*To do*: In full and without deviation, write out the entries that follow.

*Records provided*:
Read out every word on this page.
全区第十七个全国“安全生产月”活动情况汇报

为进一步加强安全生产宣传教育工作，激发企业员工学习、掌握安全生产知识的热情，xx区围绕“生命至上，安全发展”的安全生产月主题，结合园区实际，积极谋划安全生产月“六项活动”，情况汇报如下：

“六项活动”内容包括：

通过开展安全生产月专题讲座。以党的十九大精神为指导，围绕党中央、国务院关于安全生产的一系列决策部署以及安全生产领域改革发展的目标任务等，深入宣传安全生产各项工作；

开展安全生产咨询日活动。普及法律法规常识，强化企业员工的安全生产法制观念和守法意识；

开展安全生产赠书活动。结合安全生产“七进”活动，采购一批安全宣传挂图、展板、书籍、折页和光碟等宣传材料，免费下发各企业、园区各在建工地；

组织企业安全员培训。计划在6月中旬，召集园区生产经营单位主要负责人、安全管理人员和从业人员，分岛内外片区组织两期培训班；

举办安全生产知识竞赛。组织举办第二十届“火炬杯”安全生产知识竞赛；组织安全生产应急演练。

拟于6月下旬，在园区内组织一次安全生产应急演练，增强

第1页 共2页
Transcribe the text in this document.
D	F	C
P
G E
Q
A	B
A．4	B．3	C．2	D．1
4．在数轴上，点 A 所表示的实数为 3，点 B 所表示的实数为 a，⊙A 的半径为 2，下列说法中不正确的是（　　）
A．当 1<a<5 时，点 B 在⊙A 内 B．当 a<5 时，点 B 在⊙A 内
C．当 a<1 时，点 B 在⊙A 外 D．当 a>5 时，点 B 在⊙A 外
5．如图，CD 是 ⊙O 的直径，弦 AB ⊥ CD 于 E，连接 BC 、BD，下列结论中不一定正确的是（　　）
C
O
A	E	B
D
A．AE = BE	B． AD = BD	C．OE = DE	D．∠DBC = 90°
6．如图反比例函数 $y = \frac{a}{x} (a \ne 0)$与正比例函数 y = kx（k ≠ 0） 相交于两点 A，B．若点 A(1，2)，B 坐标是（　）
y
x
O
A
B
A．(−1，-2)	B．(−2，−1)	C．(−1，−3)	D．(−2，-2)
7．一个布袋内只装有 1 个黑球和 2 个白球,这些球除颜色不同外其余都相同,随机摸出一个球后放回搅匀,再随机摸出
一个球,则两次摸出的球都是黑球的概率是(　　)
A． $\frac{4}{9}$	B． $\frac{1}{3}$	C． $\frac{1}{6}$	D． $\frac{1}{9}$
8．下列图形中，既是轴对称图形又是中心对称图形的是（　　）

*Written answer*:
Read out every word on this page.
全区第十七个全国“安全生产月”活动情况汇报

为进一步加强安全生产宣传教育工作，激发企业员工学习、掌握安全生产知识的热情，xx区围绕“生命至上，安全发展”的安全生产月主题，结合园区实际，积极谋划安全生产月“六项活动”，情况汇报如下：

“六项活动”内容包括：

通过开展安全生产月专题讲座。以党的十九大精神为指导，围绕党中央、国务院关于安全生产的一系列决策部署以及安全生产领域改革发展的目标任务等，深入宣传安全生产各项工作；

开展安全生产咨询日活动。普及法律法规常识，强化企业员工的安全生产法制观念和守法意识；

开展安全生产赠书活动。结合安全生产“七进”活动，采购一批安全宣传挂图、展板、书籍、折页和光碟等宣传材料，免费下发各企业、园区各在建工地；

组织企业安全员培训。计划在6月中旬，召集园区生产经营单位主要负责人、安全管理人员和从业人员，分岛内外片区组织两期培训班；

举办安全生产知识竞赛。组织举办第二十届“火炬杯”安全生产知识竞赛；组织安全生产应急演练。

拟于6月下旬，在园区内组织一次安全生产应急演练，增强

第1页 共2页
Transcribe the text in this document.
D	F	C
P
G E
Q
A	B
A．4	B．3	C．2	D．1
4．在数轴上，点 A 所表示的实数为 3，点 B 所表示的实数为 a，⊙A 的半径为 2，下列说法中不正确的是（　　）
A．当 1<a<5 时，点 B 在⊙A 内 B．当 a<5 时，点 B 在⊙A 内
C．当 a<1 时，点 B 在⊙A 外 D．当 a>5 时，点 B 在⊙A 外
5．如图，CD 是 ⊙O 的直径，弦 AB ⊥ CD 于 E，连接 BC 、BD，下列结论中不一定正确的是（　　）
C
O
A	E	B
D
A．AE = BE	B． AD = BD	C．OE = DE	D．∠DBC = 90°
6．如图反比例函数 $y = \frac{a}{x} (a \ne 0)$与正比例函数 y = kx（k ≠ 0） 相交于两点 A，B．若点 A(1，2)，B 坐标是（　）
y
x
O
A
B
A．(−1，-2)	B．(−2，−1)	C．(−1，−3)	D．(−2，-2)
7．一个布袋内只装有 1 个黑球和 2 个白球,这些球除颜色不同外其余都相同,随机摸出一个球后放回搅匀,再随机摸出
一个球,则两次摸出的球都是黑球的概率是(　　)
A． $\frac{4}{9}$	B． $\frac{1}{3}$	C． $\frac{1}{6}$	D． $\frac{1}{9}$
8．下列图形中，既是轴对称图形又是中心对称图形的是（　　）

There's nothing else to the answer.